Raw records
------------

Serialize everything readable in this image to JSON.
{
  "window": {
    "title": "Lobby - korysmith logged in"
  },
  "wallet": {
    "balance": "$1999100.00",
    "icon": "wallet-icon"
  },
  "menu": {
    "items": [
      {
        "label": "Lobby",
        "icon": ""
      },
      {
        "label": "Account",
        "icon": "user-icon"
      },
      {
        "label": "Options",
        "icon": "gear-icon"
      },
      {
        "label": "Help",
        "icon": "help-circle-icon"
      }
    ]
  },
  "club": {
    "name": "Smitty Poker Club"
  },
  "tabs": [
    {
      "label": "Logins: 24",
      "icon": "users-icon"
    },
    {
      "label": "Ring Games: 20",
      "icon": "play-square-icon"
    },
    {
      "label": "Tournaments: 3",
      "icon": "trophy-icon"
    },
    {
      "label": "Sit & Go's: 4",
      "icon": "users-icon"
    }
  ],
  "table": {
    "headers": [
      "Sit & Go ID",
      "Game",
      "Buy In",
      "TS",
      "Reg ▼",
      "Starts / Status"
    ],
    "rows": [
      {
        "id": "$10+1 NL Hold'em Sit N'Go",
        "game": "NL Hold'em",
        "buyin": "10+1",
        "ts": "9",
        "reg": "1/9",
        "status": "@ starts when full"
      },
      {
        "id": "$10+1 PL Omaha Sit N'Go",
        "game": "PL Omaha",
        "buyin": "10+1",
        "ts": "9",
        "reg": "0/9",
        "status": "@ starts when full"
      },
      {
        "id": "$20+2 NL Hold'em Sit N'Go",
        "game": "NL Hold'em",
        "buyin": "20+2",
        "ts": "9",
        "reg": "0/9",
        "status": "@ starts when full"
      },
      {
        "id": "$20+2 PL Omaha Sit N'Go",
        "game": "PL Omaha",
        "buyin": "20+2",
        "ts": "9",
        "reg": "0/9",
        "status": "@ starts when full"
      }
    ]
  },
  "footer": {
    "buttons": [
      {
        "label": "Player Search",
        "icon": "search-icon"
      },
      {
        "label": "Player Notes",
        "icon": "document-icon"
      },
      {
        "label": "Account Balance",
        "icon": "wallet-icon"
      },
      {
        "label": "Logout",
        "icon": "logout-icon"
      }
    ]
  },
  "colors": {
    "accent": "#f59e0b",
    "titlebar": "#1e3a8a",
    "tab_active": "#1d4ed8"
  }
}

------------

Work to do –
Transcribe all of the material exactly. Omit nothing.

Correct response –
Serialize everything readable in this image to JSON.
{
  "window": {
    "title": "Lobby - korysmith logged in"
  },
  "wallet": {
    "balance": "$1999100.00",
    "icon": "wallet-icon"
  },
  "menu": {
    "items": [
      {
        "label": "Lobby",
        "icon": ""
      },
      {
        "label": "Account",
        "icon": "user-icon"
      },
      {
        "label": "Options",
        "icon": "gear-icon"
      },
      {
        "label": "Help",
        "icon": "help-circle-icon"
      }
    ]
  },
  "club": {
    "name": "Smitty Poker Club"
  },
  "tabs": [
    {
      "label": "Logins: 24",
      "icon": "users-icon"
    },
    {
      "label": "Ring Games: 20",
      "icon": "play-square-icon"
    },
    {
      "label": "Tournaments: 3",
      "icon": "trophy-icon"
    },
    {
      "label": "Sit & Go's: 4",
      "icon": "users-icon"
    }
  ],
  "table": {
    "headers": [
      "Sit & Go ID",
      "Game",
      "Buy In",
      "TS",
      "Reg ▼",
      "Starts / Status"
    ],
    "rows": [
      {
        "id": "$10+1 NL Hold'em Sit N'Go",
        "game": "NL Hold'em",
        "buyin": "10+1",
        "ts": "9",
        "reg": "1/9",
        "status": "@ starts when full"
      },
      {
        "id": "$10+1 PL Omaha Sit N'Go",
        "game": "PL Omaha",
        "buyin": "10+1",
        "ts": "9",
        "reg": "0/9",
        "status": "@ starts when full"
      },
      {
        "id": "$20+2 NL Hold'em Sit N'Go",
        "game": "NL Hold'em",
        "buyin": "20+2",
        "ts": "9",
        "reg": "0/9",
        "status": "@ starts when full"
      },
      {
        "id": "$20+2 PL Omaha Sit N'Go",
        "game": "PL Omaha",
        "buyin": "20+2",
        "ts": "9",
        "reg": "0/9",
        "status": "@ starts when full"
      }
    ]
  },
  "footer": {
    "buttons": [
      {
        "label": "Player Search",
        "icon": "search-icon"
      },
      {
        "label": "Player Notes",
        "icon": "document-icon"
      },
      {
        "label": "Account Balance",
        "icon": "wallet-icon"
      },
      {
        "label": "Logout",
        "icon": "logout-icon"
      }
    ]
  },
  "colors": {
    "accent": "#f59e0b",
    "titlebar": "#1e3a8a",
    "tab_active": "#1d4ed8"
  }
}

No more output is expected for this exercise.